Records from a collection:
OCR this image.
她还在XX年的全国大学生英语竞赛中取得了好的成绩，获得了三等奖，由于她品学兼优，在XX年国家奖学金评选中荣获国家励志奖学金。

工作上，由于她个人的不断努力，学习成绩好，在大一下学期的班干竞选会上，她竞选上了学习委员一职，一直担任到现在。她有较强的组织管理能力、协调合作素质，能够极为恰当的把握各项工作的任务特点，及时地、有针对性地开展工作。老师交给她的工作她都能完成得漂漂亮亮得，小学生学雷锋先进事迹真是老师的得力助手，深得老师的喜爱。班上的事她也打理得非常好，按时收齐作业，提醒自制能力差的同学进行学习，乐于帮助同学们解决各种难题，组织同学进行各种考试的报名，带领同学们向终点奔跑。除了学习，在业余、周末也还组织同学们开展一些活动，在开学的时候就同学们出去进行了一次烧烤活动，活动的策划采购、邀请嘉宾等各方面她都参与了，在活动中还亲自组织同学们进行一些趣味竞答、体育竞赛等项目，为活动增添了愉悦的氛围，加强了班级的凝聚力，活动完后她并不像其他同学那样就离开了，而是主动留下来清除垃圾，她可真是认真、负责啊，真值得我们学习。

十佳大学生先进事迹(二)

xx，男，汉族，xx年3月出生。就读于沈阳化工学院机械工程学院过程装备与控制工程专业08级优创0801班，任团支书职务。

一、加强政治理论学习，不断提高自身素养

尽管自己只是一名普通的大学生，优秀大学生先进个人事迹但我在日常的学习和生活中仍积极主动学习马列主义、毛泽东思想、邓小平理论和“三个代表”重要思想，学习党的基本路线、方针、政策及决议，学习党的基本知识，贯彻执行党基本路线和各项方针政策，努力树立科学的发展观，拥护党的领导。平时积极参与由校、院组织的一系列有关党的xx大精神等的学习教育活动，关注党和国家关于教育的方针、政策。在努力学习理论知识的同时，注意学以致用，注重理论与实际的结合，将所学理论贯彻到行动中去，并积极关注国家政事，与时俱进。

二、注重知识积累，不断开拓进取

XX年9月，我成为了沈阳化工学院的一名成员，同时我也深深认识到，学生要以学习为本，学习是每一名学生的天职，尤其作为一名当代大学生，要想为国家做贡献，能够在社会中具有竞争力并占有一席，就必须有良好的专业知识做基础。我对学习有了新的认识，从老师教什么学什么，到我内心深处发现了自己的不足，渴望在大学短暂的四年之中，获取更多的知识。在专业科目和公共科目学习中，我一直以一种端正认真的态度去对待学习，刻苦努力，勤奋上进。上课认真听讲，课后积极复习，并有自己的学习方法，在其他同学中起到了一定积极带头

● **Exercise instructions**: Output every entry shown above, exactly.

● **Solution to this task**:
OCR this image.
她还在XX年的全国大学生英语竞赛中取得了好的成绩，获得了三等奖，由于她品学兼优，在XX年国家奖学金评选中荣获国家励志奖学金。

工作上，由于她个人的不断努力，学习成绩好，在大一下学期的班干竞选会上，她竞选上了学习委员一职，一直担任到现在。她有较强的组织管理能力、协调合作素质，能够极为恰当的把握各项工作的任务特点，及时地、有针对性地开展工作。老师交给她的工作她都能完成得漂漂亮亮得，小学生学雷锋先进事迹真是老师的得力助手，深得老师的喜爱。班上的事她也打理得非常好，按时收齐作业，提醒自制能力差的同学进行学习，乐于帮助同学们解决各种难题，组织同学进行各种考试的报名，带领同学们向终点奔跑。除了学习，在业余、周末也还组织同学们开展一些活动，在开学的时候就同学们出去进行了一次烧烤活动，活动的策划采购、邀请嘉宾等各方面她都参与了，在活动中还亲自组织同学们进行一些趣味竞答、体育竞赛等项目，为活动增添了愉悦的氛围，加强了班级的凝聚力，活动完后她并不像其他同学那样就离开了，而是主动留下来清除垃圾，她可真是认真、负责啊，真值得我们学习。

十佳大学生先进事迹(二)

xx，男，汉族，xx年3月出生。就读于沈阳化工学院机械工程学院过程装备与控制工程专业08级优创0801班，任团支书职务。

一、加强政治理论学习，不断提高自身素养

尽管自己只是一名普通的大学生，优秀大学生先进个人事迹但我在日常的学习和生活中仍积极主动学习马列主义、毛泽东思想、邓小平理论和“三个代表”重要思想，学习党的基本路线、方针、政策及决议，学习党的基本知识，贯彻执行党基本路线和各项方针政策，努力树立科学的发展观，拥护党的领导。平时积极参与由校、院组织的一系列有关党的xx大精神等的学习教育活动，关注党和国家关于教育的方针、政策。在努力学习理论知识的同时，注意学以致用，注重理论与实际的结合，将所学理论贯彻到行动中去，并积极关注国家政事，与时俱进。

二、注重知识积累，不断开拓进取

XX年9月，我成为了沈阳化工学院的一名成员，同时我也深深认识到，学生要以学习为本，学习是每一名学生的天职，尤其作为一名当代大学生，要想为国家做贡献，能够在社会中具有竞争力并占有一席，就必须有良好的专业知识做基础。我对学习有了新的认识，从老师教什么学什么，到我内心深处发现了自己的不足，渴望在大学短暂的四年之中，获取更多的知识。在专业科目和公共科目学习中，我一直以一种端正认真的态度去对待学习，刻苦努力，勤奋上进。上课认真听讲，课后积极复习，并有自己的学习方法，在其他同学中起到了一定积极带头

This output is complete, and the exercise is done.